STATED EXERCISE →
Set down the full listing exactly as given. Any pictures are to be left out.

START DATA PROVIDED

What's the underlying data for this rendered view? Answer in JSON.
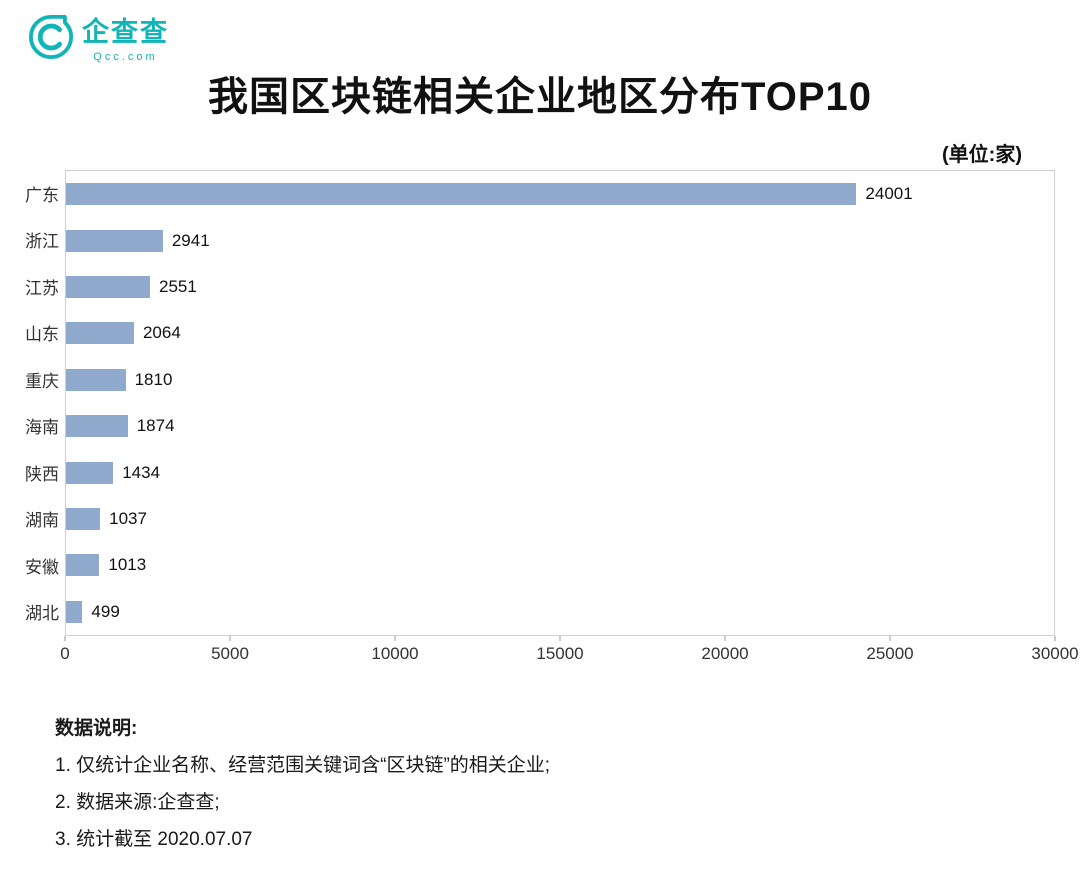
{
  "logo": {
    "brand": "企查查",
    "domain": "Qcc.com",
    "color": "#12b5b7"
  },
  "title": "我国区块链相关企业地区分布TOP10",
  "unit_label": "(单位:家)",
  "chart_data": {
    "type": "bar",
    "orientation": "horizontal",
    "title": "我国区块链相关企业地区分布TOP10",
    "unit": "家",
    "categories": [
      "广东",
      "浙江",
      "江苏",
      "山东",
      "重庆",
      "海南",
      "陕西",
      "湖南",
      "安徽",
      "湖北"
    ],
    "values": [
      24001,
      2941,
      2551,
      2064,
      1810,
      1874,
      1434,
      1037,
      1013,
      499
    ],
    "xlim": [
      0,
      30000
    ],
    "x_ticks": [
      0,
      5000,
      10000,
      15000,
      20000,
      25000,
      30000
    ],
    "bar_color": "#8faacc",
    "grid": false,
    "legend": "none",
    "value_labels": "outside-end"
  },
  "notes": {
    "heading": "数据说明:",
    "items": [
      "1. 仅统计企业名称、经营范围关键词含“区块链”的相关企业;",
      "2. 数据来源:企查查;",
      "3. 统计截至 2020.07.07"
    ]
  }
}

END DATA PROVIDED

THE COMPLETED TASK →
What's the underlying data for this rendered view? Answer in JSON.
{
  "logo": {
    "brand": "企查查",
    "domain": "Qcc.com",
    "color": "#12b5b7"
  },
  "title": "我国区块链相关企业地区分布TOP10",
  "unit_label": "(单位:家)",
  "chart_data": {
    "type": "bar",
    "orientation": "horizontal",
    "title": "我国区块链相关企业地区分布TOP10",
    "unit": "家",
    "categories": [
      "广东",
      "浙江",
      "江苏",
      "山东",
      "重庆",
      "海南",
      "陕西",
      "湖南",
      "安徽",
      "湖北"
    ],
    "values": [
      24001,
      2941,
      2551,
      2064,
      1810,
      1874,
      1434,
      1037,
      1013,
      499
    ],
    "xlim": [
      0,
      30000
    ],
    "x_ticks": [
      0,
      5000,
      10000,
      15000,
      20000,
      25000,
      30000
    ],
    "bar_color": "#8faacc",
    "grid": false,
    "legend": "none",
    "value_labels": "outside-end"
  },
  "notes": {
    "heading": "数据说明:",
    "items": [
      "1. 仅统计企业名称、经营范围关键词含“区块链”的相关企业;",
      "2. 数据来源:企查查;",
      "3. 统计截至 2020.07.07"
    ]
  }
}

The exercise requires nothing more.